* [What to work on] Repeat the listing in full. Nothing may be added or left out.

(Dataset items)
>>

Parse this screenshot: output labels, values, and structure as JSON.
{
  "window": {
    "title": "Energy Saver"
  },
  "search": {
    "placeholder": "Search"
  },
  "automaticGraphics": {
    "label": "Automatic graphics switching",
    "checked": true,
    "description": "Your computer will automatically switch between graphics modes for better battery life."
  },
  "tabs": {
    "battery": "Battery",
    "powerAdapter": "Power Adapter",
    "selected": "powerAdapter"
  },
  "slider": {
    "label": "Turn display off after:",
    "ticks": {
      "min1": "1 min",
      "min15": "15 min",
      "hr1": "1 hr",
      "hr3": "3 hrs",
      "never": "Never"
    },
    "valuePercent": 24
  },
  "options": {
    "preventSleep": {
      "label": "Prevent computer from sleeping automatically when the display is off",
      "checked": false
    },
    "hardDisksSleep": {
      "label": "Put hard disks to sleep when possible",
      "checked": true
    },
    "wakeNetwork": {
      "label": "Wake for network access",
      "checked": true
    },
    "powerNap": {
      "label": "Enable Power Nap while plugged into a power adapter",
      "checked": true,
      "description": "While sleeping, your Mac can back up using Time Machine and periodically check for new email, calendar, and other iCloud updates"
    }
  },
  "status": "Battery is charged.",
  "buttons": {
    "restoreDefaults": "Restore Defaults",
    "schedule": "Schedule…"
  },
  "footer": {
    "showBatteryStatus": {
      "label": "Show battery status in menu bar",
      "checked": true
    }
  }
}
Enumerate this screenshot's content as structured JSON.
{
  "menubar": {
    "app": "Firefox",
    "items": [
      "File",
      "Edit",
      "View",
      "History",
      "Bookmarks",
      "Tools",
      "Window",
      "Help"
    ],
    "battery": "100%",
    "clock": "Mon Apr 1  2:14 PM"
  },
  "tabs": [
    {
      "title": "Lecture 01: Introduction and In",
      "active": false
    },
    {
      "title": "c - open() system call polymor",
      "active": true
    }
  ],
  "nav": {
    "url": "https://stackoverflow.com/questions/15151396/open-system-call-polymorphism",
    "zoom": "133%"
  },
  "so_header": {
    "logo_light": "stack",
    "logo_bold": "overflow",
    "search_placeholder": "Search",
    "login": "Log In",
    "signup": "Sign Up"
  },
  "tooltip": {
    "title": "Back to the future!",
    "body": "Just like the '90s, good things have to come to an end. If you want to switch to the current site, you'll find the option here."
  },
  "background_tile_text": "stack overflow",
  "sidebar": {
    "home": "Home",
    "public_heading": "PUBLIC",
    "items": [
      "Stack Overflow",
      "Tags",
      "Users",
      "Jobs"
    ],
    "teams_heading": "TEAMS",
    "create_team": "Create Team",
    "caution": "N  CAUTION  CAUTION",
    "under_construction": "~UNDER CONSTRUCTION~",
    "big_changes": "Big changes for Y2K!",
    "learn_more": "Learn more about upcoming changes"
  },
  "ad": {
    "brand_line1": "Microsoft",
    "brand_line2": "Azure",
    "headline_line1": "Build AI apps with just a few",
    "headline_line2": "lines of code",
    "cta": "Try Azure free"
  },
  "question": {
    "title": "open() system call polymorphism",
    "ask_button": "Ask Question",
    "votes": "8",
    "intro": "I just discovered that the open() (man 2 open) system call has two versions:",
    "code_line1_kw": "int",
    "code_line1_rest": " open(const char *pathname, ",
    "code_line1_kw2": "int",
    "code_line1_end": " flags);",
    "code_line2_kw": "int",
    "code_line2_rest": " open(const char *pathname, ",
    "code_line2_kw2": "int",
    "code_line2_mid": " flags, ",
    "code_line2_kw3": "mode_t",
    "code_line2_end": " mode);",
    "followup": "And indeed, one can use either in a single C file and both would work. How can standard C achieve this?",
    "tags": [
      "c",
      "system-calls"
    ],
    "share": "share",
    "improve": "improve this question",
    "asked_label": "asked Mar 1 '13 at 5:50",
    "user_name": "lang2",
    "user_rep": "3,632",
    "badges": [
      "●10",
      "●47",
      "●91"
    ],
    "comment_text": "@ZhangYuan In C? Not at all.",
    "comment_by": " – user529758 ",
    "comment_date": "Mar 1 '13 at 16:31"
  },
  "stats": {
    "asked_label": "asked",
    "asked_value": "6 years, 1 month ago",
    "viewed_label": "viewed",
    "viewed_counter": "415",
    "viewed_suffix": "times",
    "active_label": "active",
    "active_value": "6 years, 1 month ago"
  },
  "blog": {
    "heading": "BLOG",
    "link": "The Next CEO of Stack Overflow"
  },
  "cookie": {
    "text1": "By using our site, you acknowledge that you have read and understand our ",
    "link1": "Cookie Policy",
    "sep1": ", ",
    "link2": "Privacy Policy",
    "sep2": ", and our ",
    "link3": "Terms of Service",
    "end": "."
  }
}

<<

* [Problem solution]
Parse this screenshot: output labels, values, and structure as JSON.
{
  "window": {
    "title": "Energy Saver"
  },
  "search": {
    "placeholder": "Search"
  },
  "automaticGraphics": {
    "label": "Automatic graphics switching",
    "checked": true,
    "description": "Your computer will automatically switch between graphics modes for better battery life."
  },
  "tabs": {
    "battery": "Battery",
    "powerAdapter": "Power Adapter",
    "selected": "powerAdapter"
  },
  "slider": {
    "label": "Turn display off after:",
    "ticks": {
      "min1": "1 min",
      "min15": "15 min",
      "hr1": "1 hr",
      "hr3": "3 hrs",
      "never": "Never"
    },
    "valuePercent": 24
  },
  "options": {
    "preventSleep": {
      "label": "Prevent computer from sleeping automatically when the display is off",
      "checked": false
    },
    "hardDisksSleep": {
      "label": "Put hard disks to sleep when possible",
      "checked": true
    },
    "wakeNetwork": {
      "label": "Wake for network access",
      "checked": true
    },
    "powerNap": {
      "label": "Enable Power Nap while plugged into a power adapter",
      "checked": true,
      "description": "While sleeping, your Mac can back up using Time Machine and periodically check for new email, calendar, and other iCloud updates"
    }
  },
  "status": "Battery is charged.",
  "buttons": {
    "restoreDefaults": "Restore Defaults",
    "schedule": "Schedule…"
  },
  "footer": {
    "showBatteryStatus": {
      "label": "Show battery status in menu bar",
      "checked": true
    }
  }
}
Enumerate this screenshot's content as structured JSON.
{
  "menubar": {
    "app": "Firefox",
    "items": [
      "File",
      "Edit",
      "View",
      "History",
      "Bookmarks",
      "Tools",
      "Window",
      "Help"
    ],
    "battery": "100%",
    "clock": "Mon Apr 1  2:14 PM"
  },
  "tabs": [
    {
      "title": "Lecture 01: Introduction and In",
      "active": false
    },
    {
      "title": "c - open() system call polymor",
      "active": true
    }
  ],
  "nav": {
    "url": "https://stackoverflow.com/questions/15151396/open-system-call-polymorphism",
    "zoom": "133%"
  },
  "so_header": {
    "logo_light": "stack",
    "logo_bold": "overflow",
    "search_placeholder": "Search",
    "login": "Log In",
    "signup": "Sign Up"
  },
  "tooltip": {
    "title": "Back to the future!",
    "body": "Just like the '90s, good things have to come to an end. If you want to switch to the current site, you'll find the option here."
  },
  "background_tile_text": "stack overflow",
  "sidebar": {
    "home": "Home",
    "public_heading": "PUBLIC",
    "items": [
      "Stack Overflow",
      "Tags",
      "Users",
      "Jobs"
    ],
    "teams_heading": "TEAMS",
    "create_team": "Create Team",
    "caution": "N  CAUTION  CAUTION",
    "under_construction": "~UNDER CONSTRUCTION~",
    "big_changes": "Big changes for Y2K!",
    "learn_more": "Learn more about upcoming changes"
  },
  "ad": {
    "brand_line1": "Microsoft",
    "brand_line2": "Azure",
    "headline_line1": "Build AI apps with just a few",
    "headline_line2": "lines of code",
    "cta": "Try Azure free"
  },
  "question": {
    "title": "open() system call polymorphism",
    "ask_button": "Ask Question",
    "votes": "8",
    "intro": "I just discovered that the open() (man 2 open) system call has two versions:",
    "code_line1_kw": "int",
    "code_line1_rest": " open(const char *pathname, ",
    "code_line1_kw2": "int",
    "code_line1_end": " flags);",
    "code_line2_kw": "int",
    "code_line2_rest": " open(const char *pathname, ",
    "code_line2_kw2": "int",
    "code_line2_mid": " flags, ",
    "code_line2_kw3": "mode_t",
    "code_line2_end": " mode);",
    "followup": "And indeed, one can use either in a single C file and both would work. How can standard C achieve this?",
    "tags": [
      "c",
      "system-calls"
    ],
    "share": "share",
    "improve": "improve this question",
    "asked_label": "asked Mar 1 '13 at 5:50",
    "user_name": "lang2",
    "user_rep": "3,632",
    "badges": [
      "●10",
      "●47",
      "●91"
    ],
    "comment_text": "@ZhangYuan In C? Not at all.",
    "comment_by": " – user529758 ",
    "comment_date": "Mar 1 '13 at 16:31"
  },
  "stats": {
    "asked_label": "asked",
    "asked_value": "6 years, 1 month ago",
    "viewed_label": "viewed",
    "viewed_counter": "415",
    "viewed_suffix": "times",
    "active_label": "active",
    "active_value": "6 years, 1 month ago"
  },
  "blog": {
    "heading": "BLOG",
    "link": "The Next CEO of Stack Overflow"
  },
  "cookie": {
    "text1": "By using our site, you acknowledge that you have read and understand our ",
    "link1": "Cookie Policy",
    "sep1": ", ",
    "link2": "Privacy Policy",
    "sep2": ", and our ",
    "link3": "Terms of Service",
    "end": "."
  }
}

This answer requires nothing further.